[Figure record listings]
start

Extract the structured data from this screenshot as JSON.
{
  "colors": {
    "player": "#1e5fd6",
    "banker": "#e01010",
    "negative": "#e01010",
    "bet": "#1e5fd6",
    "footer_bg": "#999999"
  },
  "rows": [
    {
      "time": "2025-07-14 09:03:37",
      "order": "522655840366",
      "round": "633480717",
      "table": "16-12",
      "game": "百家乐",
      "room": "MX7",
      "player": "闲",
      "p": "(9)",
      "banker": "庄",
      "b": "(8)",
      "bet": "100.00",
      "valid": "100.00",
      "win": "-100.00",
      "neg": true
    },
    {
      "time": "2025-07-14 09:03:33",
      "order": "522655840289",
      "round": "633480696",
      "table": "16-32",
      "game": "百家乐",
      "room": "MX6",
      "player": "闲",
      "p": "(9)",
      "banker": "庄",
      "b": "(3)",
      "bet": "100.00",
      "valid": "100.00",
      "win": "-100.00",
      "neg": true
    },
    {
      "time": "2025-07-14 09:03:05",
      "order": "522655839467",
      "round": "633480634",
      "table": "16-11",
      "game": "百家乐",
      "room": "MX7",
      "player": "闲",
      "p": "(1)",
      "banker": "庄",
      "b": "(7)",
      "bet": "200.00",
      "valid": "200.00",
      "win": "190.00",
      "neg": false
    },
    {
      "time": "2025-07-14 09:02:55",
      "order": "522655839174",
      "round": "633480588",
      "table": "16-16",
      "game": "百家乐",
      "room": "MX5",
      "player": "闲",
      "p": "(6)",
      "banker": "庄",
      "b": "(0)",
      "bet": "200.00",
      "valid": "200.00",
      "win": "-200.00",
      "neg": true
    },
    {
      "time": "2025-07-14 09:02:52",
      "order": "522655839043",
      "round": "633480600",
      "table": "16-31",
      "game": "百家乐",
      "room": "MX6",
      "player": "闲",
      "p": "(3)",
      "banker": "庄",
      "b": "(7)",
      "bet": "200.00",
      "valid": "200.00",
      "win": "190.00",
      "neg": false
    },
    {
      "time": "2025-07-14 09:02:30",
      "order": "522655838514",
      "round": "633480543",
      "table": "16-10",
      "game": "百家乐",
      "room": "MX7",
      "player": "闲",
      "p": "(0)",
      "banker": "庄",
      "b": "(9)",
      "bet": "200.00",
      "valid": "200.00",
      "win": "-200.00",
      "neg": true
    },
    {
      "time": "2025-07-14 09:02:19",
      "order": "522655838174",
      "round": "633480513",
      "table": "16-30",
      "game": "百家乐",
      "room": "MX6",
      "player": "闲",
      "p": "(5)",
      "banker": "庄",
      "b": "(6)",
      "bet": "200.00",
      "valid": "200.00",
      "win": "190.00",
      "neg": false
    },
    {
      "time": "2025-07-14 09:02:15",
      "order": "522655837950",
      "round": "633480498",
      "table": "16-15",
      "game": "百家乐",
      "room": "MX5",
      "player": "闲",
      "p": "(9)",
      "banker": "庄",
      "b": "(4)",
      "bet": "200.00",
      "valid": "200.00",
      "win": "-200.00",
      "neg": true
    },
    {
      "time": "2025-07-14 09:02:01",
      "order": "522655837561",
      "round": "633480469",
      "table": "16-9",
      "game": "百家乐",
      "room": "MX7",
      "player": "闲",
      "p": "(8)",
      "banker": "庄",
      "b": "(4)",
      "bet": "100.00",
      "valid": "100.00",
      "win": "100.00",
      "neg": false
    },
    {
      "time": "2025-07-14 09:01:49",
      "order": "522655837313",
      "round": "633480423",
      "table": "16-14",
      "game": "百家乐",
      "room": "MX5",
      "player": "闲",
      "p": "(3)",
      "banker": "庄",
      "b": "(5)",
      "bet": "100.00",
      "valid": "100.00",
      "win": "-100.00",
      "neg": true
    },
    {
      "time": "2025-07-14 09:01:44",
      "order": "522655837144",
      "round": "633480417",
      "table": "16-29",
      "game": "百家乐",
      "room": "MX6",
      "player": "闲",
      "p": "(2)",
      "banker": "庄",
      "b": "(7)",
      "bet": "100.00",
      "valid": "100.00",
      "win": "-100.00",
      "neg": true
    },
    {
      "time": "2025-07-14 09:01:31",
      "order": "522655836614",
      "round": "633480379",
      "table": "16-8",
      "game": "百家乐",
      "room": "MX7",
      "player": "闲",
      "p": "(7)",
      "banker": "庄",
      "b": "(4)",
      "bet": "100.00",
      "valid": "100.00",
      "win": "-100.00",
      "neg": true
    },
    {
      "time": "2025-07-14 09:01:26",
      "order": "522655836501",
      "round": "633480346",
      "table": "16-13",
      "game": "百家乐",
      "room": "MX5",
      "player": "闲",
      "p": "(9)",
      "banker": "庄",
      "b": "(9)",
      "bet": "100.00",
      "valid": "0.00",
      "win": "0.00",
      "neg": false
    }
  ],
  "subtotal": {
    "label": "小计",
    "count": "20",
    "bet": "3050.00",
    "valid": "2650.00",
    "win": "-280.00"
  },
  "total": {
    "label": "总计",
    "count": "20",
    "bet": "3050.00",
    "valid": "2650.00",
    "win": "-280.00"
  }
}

end

§ **EXERCISE GOAL**
Return the listing above word for word.

§ **COMPLETE OUTPUT**
Extract the structured data from this screenshot as JSON.
{
  "colors": {
    "player": "#1e5fd6",
    "banker": "#e01010",
    "negative": "#e01010",
    "bet": "#1e5fd6",
    "footer_bg": "#999999"
  },
  "rows": [
    {
      "time": "2025-07-14 09:03:37",
      "order": "522655840366",
      "round": "633480717",
      "table": "16-12",
      "game": "百家乐",
      "room": "MX7",
      "player": "闲",
      "p": "(9)",
      "banker": "庄",
      "b": "(8)",
      "bet": "100.00",
      "valid": "100.00",
      "win": "-100.00",
      "neg": true
    },
    {
      "time": "2025-07-14 09:03:33",
      "order": "522655840289",
      "round": "633480696",
      "table": "16-32",
      "game": "百家乐",
      "room": "MX6",
      "player": "闲",
      "p": "(9)",
      "banker": "庄",
      "b": "(3)",
      "bet": "100.00",
      "valid": "100.00",
      "win": "-100.00",
      "neg": true
    },
    {
      "time": "2025-07-14 09:03:05",
      "order": "522655839467",
      "round": "633480634",
      "table": "16-11",
      "game": "百家乐",
      "room": "MX7",
      "player": "闲",
      "p": "(1)",
      "banker": "庄",
      "b": "(7)",
      "bet": "200.00",
      "valid": "200.00",
      "win": "190.00",
      "neg": false
    },
    {
      "time": "2025-07-14 09:02:55",
      "order": "522655839174",
      "round": "633480588",
      "table": "16-16",
      "game": "百家乐",
      "room": "MX5",
      "player": "闲",
      "p": "(6)",
      "banker": "庄",
      "b": "(0)",
      "bet": "200.00",
      "valid": "200.00",
      "win": "-200.00",
      "neg": true
    },
    {
      "time": "2025-07-14 09:02:52",
      "order": "522655839043",
      "round": "633480600",
      "table": "16-31",
      "game": "百家乐",
      "room": "MX6",
      "player": "闲",
      "p": "(3)",
      "banker": "庄",
      "b": "(7)",
      "bet": "200.00",
      "valid": "200.00",
      "win": "190.00",
      "neg": false
    },
    {
      "time": "2025-07-14 09:02:30",
      "order": "522655838514",
      "round": "633480543",
      "table": "16-10",
      "game": "百家乐",
      "room": "MX7",
      "player": "闲",
      "p": "(0)",
      "banker": "庄",
      "b": "(9)",
      "bet": "200.00",
      "valid": "200.00",
      "win": "-200.00",
      "neg": true
    },
    {
      "time": "2025-07-14 09:02:19",
      "order": "522655838174",
      "round": "633480513",
      "table": "16-30",
      "game": "百家乐",
      "room": "MX6",
      "player": "闲",
      "p": "(5)",
      "banker": "庄",
      "b": "(6)",
      "bet": "200.00",
      "valid": "200.00",
      "win": "190.00",
      "neg": false
    },
    {
      "time": "2025-07-14 09:02:15",
      "order": "522655837950",
      "round": "633480498",
      "table": "16-15",
      "game": "百家乐",
      "room": "MX5",
      "player": "闲",
      "p": "(9)",
      "banker": "庄",
      "b": "(4)",
      "bet": "200.00",
      "valid": "200.00",
      "win": "-200.00",
      "neg": true
    },
    {
      "time": "2025-07-14 09:02:01",
      "order": "522655837561",
      "round": "633480469",
      "table": "16-9",
      "game": "百家乐",
      "room": "MX7",
      "player": "闲",
      "p": "(8)",
      "banker": "庄",
      "b": "(4)",
      "bet": "100.00",
      "valid": "100.00",
      "win": "100.00",
      "neg": false
    },
    {
      "time": "2025-07-14 09:01:49",
      "order": "522655837313",
      "round": "633480423",
      "table": "16-14",
      "game": "百家乐",
      "room": "MX5",
      "player": "闲",
      "p": "(3)",
      "banker": "庄",
      "b": "(5)",
      "bet": "100.00",
      "valid": "100.00",
      "win": "-100.00",
      "neg": true
    },
    {
      "time": "2025-07-14 09:01:44",
      "order": "522655837144",
      "round": "633480417",
      "table": "16-29",
      "game": "百家乐",
      "room": "MX6",
      "player": "闲",
      "p": "(2)",
      "banker": "庄",
      "b": "(7)",
      "bet": "100.00",
      "valid": "100.00",
      "win": "-100.00",
      "neg": true
    },
    {
      "time": "2025-07-14 09:01:31",
      "order": "522655836614",
      "round": "633480379",
      "table": "16-8",
      "game": "百家乐",
      "room": "MX7",
      "player": "闲",
      "p": "(7)",
      "banker": "庄",
      "b": "(4)",
      "bet": "100.00",
      "valid": "100.00",
      "win": "-100.00",
      "neg": true
    },
    {
      "time": "2025-07-14 09:01:26",
      "order": "522655836501",
      "round": "633480346",
      "table": "16-13",
      "game": "百家乐",
      "room": "MX5",
      "player": "闲",
      "p": "(9)",
      "banker": "庄",
      "b": "(9)",
      "bet": "100.00",
      "valid": "0.00",
      "win": "0.00",
      "neg": false
    }
  ],
  "subtotal": {
    "label": "小计",
    "count": "20",
    "bet": "3050.00",
    "valid": "2650.00",
    "win": "-280.00"
  },
  "total": {
    "label": "总计",
    "count": "20",
    "bet": "3050.00",
    "valid": "2650.00",
    "win": "-280.00"
  }
}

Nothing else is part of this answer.